*ENTRIES SHOWN*

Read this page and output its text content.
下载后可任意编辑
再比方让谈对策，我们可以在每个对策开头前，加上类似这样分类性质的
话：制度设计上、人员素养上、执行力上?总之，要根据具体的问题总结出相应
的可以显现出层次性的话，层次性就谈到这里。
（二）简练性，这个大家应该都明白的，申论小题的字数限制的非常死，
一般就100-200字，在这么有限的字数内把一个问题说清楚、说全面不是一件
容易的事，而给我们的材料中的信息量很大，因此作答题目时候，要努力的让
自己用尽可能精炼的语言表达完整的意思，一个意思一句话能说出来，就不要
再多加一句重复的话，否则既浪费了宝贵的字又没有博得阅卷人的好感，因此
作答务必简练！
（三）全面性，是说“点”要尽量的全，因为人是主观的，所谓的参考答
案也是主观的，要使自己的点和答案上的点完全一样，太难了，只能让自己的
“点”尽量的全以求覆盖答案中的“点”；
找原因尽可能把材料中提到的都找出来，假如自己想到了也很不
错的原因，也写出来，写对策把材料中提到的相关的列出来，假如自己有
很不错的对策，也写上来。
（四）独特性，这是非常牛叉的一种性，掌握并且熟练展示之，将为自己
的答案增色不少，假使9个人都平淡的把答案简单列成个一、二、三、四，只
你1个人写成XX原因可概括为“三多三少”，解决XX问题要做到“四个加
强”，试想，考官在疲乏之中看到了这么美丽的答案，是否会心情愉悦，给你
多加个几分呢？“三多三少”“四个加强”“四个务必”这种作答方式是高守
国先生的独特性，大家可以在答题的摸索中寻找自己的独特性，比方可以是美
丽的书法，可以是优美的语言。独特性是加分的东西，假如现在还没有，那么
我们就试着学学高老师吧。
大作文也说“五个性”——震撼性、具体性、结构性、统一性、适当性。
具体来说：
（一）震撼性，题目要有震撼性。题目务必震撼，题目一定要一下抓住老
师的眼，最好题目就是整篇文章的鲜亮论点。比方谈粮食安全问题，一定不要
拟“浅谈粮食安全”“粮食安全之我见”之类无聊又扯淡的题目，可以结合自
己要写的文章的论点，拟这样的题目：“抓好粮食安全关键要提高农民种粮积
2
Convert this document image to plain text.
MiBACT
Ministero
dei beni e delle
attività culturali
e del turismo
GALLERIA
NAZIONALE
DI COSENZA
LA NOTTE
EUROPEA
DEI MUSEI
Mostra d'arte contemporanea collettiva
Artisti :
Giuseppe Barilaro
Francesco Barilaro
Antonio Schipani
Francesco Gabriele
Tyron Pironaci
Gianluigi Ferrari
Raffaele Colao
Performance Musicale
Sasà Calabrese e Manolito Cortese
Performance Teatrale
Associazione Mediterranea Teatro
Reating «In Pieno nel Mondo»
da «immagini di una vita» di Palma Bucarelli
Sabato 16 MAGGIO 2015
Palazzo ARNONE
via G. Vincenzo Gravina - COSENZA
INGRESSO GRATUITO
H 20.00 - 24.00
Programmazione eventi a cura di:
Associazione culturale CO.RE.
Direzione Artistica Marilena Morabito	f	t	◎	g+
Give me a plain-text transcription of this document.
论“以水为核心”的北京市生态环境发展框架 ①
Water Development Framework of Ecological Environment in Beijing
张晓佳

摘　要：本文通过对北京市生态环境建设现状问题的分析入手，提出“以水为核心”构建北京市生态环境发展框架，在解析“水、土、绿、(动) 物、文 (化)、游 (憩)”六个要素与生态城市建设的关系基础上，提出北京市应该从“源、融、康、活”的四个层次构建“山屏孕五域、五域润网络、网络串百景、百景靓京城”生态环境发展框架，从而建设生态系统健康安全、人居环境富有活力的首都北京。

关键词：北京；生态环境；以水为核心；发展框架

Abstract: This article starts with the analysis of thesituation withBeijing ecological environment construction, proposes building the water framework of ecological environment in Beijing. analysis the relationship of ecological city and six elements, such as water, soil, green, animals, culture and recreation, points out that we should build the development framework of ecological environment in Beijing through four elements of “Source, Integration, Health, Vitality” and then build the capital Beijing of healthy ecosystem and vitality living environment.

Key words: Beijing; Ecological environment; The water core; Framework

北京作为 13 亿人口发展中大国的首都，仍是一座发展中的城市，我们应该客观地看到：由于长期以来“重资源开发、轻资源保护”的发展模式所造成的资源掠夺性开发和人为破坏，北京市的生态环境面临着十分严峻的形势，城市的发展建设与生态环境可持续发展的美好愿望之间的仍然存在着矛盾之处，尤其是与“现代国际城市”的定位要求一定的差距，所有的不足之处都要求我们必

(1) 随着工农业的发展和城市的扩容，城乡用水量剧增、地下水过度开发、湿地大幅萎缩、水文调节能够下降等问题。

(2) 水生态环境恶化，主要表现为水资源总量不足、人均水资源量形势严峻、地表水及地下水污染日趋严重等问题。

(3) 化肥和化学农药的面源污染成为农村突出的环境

*OBJECTIVE*
Transcribe every entry verbatim.

*COMPLETED TASK*
Read this page and output its text content.
下载后可任意编辑
再比方让谈对策，我们可以在每个对策开头前，加上类似这样分类性质的
话：制度设计上、人员素养上、执行力上?总之，要根据具体的问题总结出相应
的可以显现出层次性的话，层次性就谈到这里。
（二）简练性，这个大家应该都明白的，申论小题的字数限制的非常死，
一般就100-200字，在这么有限的字数内把一个问题说清楚、说全面不是一件
容易的事，而给我们的材料中的信息量很大，因此作答题目时候，要努力的让
自己用尽可能精炼的语言表达完整的意思，一个意思一句话能说出来，就不要
再多加一句重复的话，否则既浪费了宝贵的字又没有博得阅卷人的好感，因此
作答务必简练！
（三）全面性，是说“点”要尽量的全，因为人是主观的，所谓的参考答
案也是主观的，要使自己的点和答案上的点完全一样，太难了，只能让自己的
“点”尽量的全以求覆盖答案中的“点”；
找原因尽可能把材料中提到的都找出来，假如自己想到了也很不
错的原因，也写出来，写对策把材料中提到的相关的列出来，假如自己有
很不错的对策，也写上来。
（四）独特性，这是非常牛叉的一种性，掌握并且熟练展示之，将为自己
的答案增色不少，假使9个人都平淡的把答案简单列成个一、二、三、四，只
你1个人写成XX原因可概括为“三多三少”，解决XX问题要做到“四个加
强”，试想，考官在疲乏之中看到了这么美丽的答案，是否会心情愉悦，给你
多加个几分呢？“三多三少”“四个加强”“四个务必”这种作答方式是高守
国先生的独特性，大家可以在答题的摸索中寻找自己的独特性，比方可以是美
丽的书法，可以是优美的语言。独特性是加分的东西，假如现在还没有，那么
我们就试着学学高老师吧。
大作文也说“五个性”——震撼性、具体性、结构性、统一性、适当性。
具体来说：
（一）震撼性，题目要有震撼性。题目务必震撼，题目一定要一下抓住老
师的眼，最好题目就是整篇文章的鲜亮论点。比方谈粮食安全问题，一定不要
拟“浅谈粮食安全”“粮食安全之我见”之类无聊又扯淡的题目，可以结合自
己要写的文章的论点，拟这样的题目：“抓好粮食安全关键要提高农民种粮积
2
Convert this document image to plain text.
MiBACT
Ministero
dei beni e delle
attività culturali
e del turismo
GALLERIA
NAZIONALE
DI COSENZA
LA NOTTE
EUROPEA
DEI MUSEI
Mostra d'arte contemporanea collettiva
Artisti :
Giuseppe Barilaro
Francesco Barilaro
Antonio Schipani
Francesco Gabriele
Tyron Pironaci
Gianluigi Ferrari
Raffaele Colao
Performance Musicale
Sasà Calabrese e Manolito Cortese
Performance Teatrale
Associazione Mediterranea Teatro
Reating «In Pieno nel Mondo»
da «immagini di una vita» di Palma Bucarelli
Sabato 16 MAGGIO 2015
Palazzo ARNONE
via G. Vincenzo Gravina - COSENZA
INGRESSO GRATUITO
H 20.00 - 24.00
Programmazione eventi a cura di:
Associazione culturale CO.RE.
Direzione Artistica Marilena Morabito	f	t	◎	g+
Give me a plain-text transcription of this document.
论“以水为核心”的北京市生态环境发展框架 ①
Water Development Framework of Ecological Environment in Beijing
张晓佳

摘　要：本文通过对北京市生态环境建设现状问题的分析入手，提出“以水为核心”构建北京市生态环境发展框架，在解析“水、土、绿、(动) 物、文 (化)、游 (憩)”六个要素与生态城市建设的关系基础上，提出北京市应该从“源、融、康、活”的四个层次构建“山屏孕五域、五域润网络、网络串百景、百景靓京城”生态环境发展框架，从而建设生态系统健康安全、人居环境富有活力的首都北京。

关键词：北京；生态环境；以水为核心；发展框架

Abstract: This article starts with the analysis of thesituation withBeijing ecological environment construction, proposes building the water framework of ecological environment in Beijing. analysis the relationship of ecological city and six elements, such as water, soil, green, animals, culture and recreation, points out that we should build the development framework of ecological environment in Beijing through four elements of “Source, Integration, Health, Vitality” and then build the capital Beijing of healthy ecosystem and vitality living environment.

Key words: Beijing; Ecological environment; The water core; Framework

北京作为 13 亿人口发展中大国的首都，仍是一座发展中的城市，我们应该客观地看到：由于长期以来“重资源开发、轻资源保护”的发展模式所造成的资源掠夺性开发和人为破坏，北京市的生态环境面临着十分严峻的形势，城市的发展建设与生态环境可持续发展的美好愿望之间的仍然存在着矛盾之处，尤其是与“现代国际城市”的定位要求一定的差距，所有的不足之处都要求我们必

(1) 随着工农业的发展和城市的扩容，城乡用水量剧增、地下水过度开发、湿地大幅萎缩、水文调节能够下降等问题。

(2) 水生态环境恶化，主要表现为水资源总量不足、人均水资源量形势严峻、地表水及地下水污染日趋严重等问题。

(3) 化肥和化学农药的面源污染成为农村突出的环境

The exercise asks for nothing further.